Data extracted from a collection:
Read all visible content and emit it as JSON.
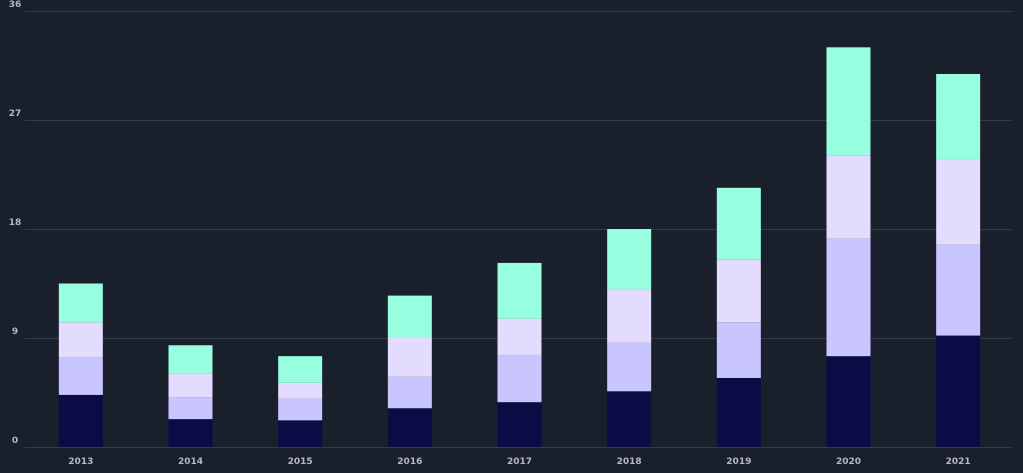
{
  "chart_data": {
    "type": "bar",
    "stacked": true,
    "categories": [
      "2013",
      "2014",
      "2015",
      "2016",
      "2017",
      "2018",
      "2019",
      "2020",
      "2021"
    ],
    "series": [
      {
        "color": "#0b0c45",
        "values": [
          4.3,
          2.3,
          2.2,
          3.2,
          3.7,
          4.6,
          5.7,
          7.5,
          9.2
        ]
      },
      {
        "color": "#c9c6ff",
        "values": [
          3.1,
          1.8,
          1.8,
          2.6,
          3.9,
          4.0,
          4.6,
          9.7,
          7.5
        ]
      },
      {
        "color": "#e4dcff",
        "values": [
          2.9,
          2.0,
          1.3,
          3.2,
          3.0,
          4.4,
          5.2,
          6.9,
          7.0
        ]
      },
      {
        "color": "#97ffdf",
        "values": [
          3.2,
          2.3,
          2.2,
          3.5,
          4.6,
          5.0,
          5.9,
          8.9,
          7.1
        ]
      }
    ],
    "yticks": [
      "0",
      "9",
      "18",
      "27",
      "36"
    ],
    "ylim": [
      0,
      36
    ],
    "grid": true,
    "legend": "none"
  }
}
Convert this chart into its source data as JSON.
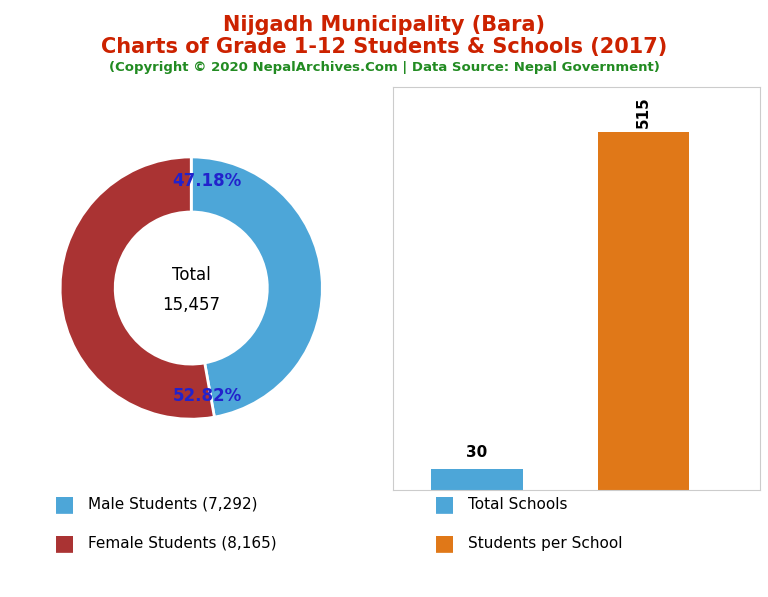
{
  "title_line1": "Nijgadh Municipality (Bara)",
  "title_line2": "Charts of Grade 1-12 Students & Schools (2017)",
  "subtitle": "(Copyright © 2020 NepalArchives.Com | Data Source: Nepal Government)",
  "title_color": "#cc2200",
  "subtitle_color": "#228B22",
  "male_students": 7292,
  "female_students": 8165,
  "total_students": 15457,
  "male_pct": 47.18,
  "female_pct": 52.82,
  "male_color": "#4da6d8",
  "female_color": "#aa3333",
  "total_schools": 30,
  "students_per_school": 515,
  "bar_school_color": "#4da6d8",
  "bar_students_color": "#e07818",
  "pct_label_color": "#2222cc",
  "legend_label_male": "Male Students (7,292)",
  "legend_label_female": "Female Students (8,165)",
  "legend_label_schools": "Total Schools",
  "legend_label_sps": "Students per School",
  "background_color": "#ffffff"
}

- WHAT THIS TASK INVOLVES
Reproduce verbatim every line starting at the line that holds "Convert this chart" and ending with the final line of the data; omit the pictures.

- WORKED ANSWER
Convert this chart into its source data as JSON.
{
  "title_line1": "Nijgadh Municipality (Bara)",
  "title_line2": "Charts of Grade 1-12 Students & Schools (2017)",
  "subtitle": "(Copyright © 2020 NepalArchives.Com | Data Source: Nepal Government)",
  "title_color": "#cc2200",
  "subtitle_color": "#228B22",
  "male_students": 7292,
  "female_students": 8165,
  "total_students": 15457,
  "male_pct": 47.18,
  "female_pct": 52.82,
  "male_color": "#4da6d8",
  "female_color": "#aa3333",
  "total_schools": 30,
  "students_per_school": 515,
  "bar_school_color": "#4da6d8",
  "bar_students_color": "#e07818",
  "pct_label_color": "#2222cc",
  "legend_label_male": "Male Students (7,292)",
  "legend_label_female": "Female Students (8,165)",
  "legend_label_schools": "Total Schools",
  "legend_label_sps": "Students per School",
  "background_color": "#ffffff"
}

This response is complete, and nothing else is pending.